-------- Input rows --------

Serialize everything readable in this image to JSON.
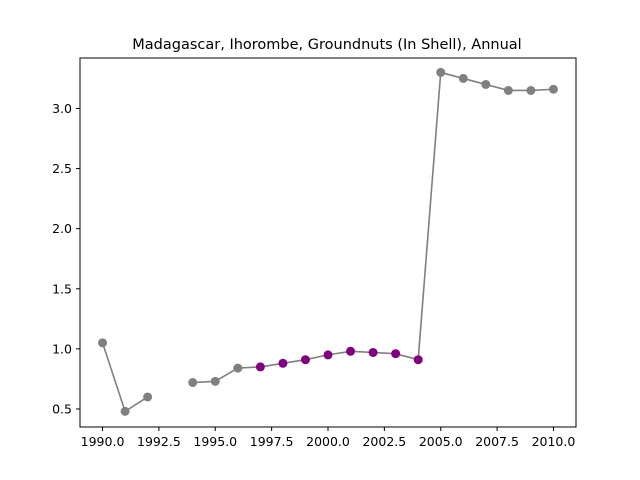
{
  "chart_data": {
    "type": "line",
    "title": "Madagascar, Ihorombe, Groundnuts (In Shell), Annual",
    "xlabel": "",
    "ylabel": "",
    "xlim": [
      1989.0,
      2011.0
    ],
    "ylim": [
      0.35,
      3.42
    ],
    "x_ticks": [
      1990.0,
      1992.5,
      1995.0,
      1997.5,
      2000.0,
      2002.5,
      2005.0,
      2007.5,
      2010.0
    ],
    "x_tick_labels": [
      "1990.0",
      "1992.5",
      "1995.0",
      "1997.5",
      "2000.0",
      "2002.5",
      "2005.0",
      "2007.5",
      "2010.0"
    ],
    "y_ticks": [
      0.5,
      1.0,
      1.5,
      2.0,
      2.5,
      3.0
    ],
    "y_tick_labels": [
      "0.5",
      "1.0",
      "1.5",
      "2.0",
      "2.5",
      "3.0"
    ],
    "grid": false,
    "line_color": "#808080",
    "marker_colors": {
      "gray": "#808080",
      "purple": "#800080"
    },
    "series": [
      {
        "x": [
          1990,
          1991,
          1992,
          1993,
          1994,
          1995,
          1996,
          1997,
          1998,
          1999,
          2000,
          2001,
          2002,
          2003,
          2004,
          2005,
          2006,
          2007,
          2008,
          2009,
          2010
        ],
        "values": [
          1.05,
          0.48,
          0.6,
          null,
          0.72,
          0.73,
          0.84,
          0.85,
          0.88,
          0.91,
          0.95,
          0.98,
          0.97,
          0.96,
          0.91,
          3.3,
          3.25,
          3.2,
          3.15,
          3.15,
          3.16
        ],
        "marker_color_keys": [
          "gray",
          "gray",
          "gray",
          "gray",
          "gray",
          "gray",
          "gray",
          "purple",
          "purple",
          "purple",
          "purple",
          "purple",
          "purple",
          "purple",
          "purple",
          "gray",
          "gray",
          "gray",
          "gray",
          "gray",
          "gray"
        ]
      }
    ]
  }
}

--------

» Given exercise
All the lines above are to be reproduced exactly, except the pictures.

» Response to this exercise
Serialize everything readable in this image to JSON.
{
  "chart_data": {
    "type": "line",
    "title": "Madagascar, Ihorombe, Groundnuts (In Shell), Annual",
    "xlabel": "",
    "ylabel": "",
    "xlim": [
      1989.0,
      2011.0
    ],
    "ylim": [
      0.35,
      3.42
    ],
    "x_ticks": [
      1990.0,
      1992.5,
      1995.0,
      1997.5,
      2000.0,
      2002.5,
      2005.0,
      2007.5,
      2010.0
    ],
    "x_tick_labels": [
      "1990.0",
      "1992.5",
      "1995.0",
      "1997.5",
      "2000.0",
      "2002.5",
      "2005.0",
      "2007.5",
      "2010.0"
    ],
    "y_ticks": [
      0.5,
      1.0,
      1.5,
      2.0,
      2.5,
      3.0
    ],
    "y_tick_labels": [
      "0.5",
      "1.0",
      "1.5",
      "2.0",
      "2.5",
      "3.0"
    ],
    "grid": false,
    "line_color": "#808080",
    "marker_colors": {
      "gray": "#808080",
      "purple": "#800080"
    },
    "series": [
      {
        "x": [
          1990,
          1991,
          1992,
          1993,
          1994,
          1995,
          1996,
          1997,
          1998,
          1999,
          2000,
          2001,
          2002,
          2003,
          2004,
          2005,
          2006,
          2007,
          2008,
          2009,
          2010
        ],
        "values": [
          1.05,
          0.48,
          0.6,
          null,
          0.72,
          0.73,
          0.84,
          0.85,
          0.88,
          0.91,
          0.95,
          0.98,
          0.97,
          0.96,
          0.91,
          3.3,
          3.25,
          3.2,
          3.15,
          3.15,
          3.16
        ],
        "marker_color_keys": [
          "gray",
          "gray",
          "gray",
          "gray",
          "gray",
          "gray",
          "gray",
          "purple",
          "purple",
          "purple",
          "purple",
          "purple",
          "purple",
          "purple",
          "purple",
          "gray",
          "gray",
          "gray",
          "gray",
          "gray",
          "gray"
        ]
      }
    ]
  }
}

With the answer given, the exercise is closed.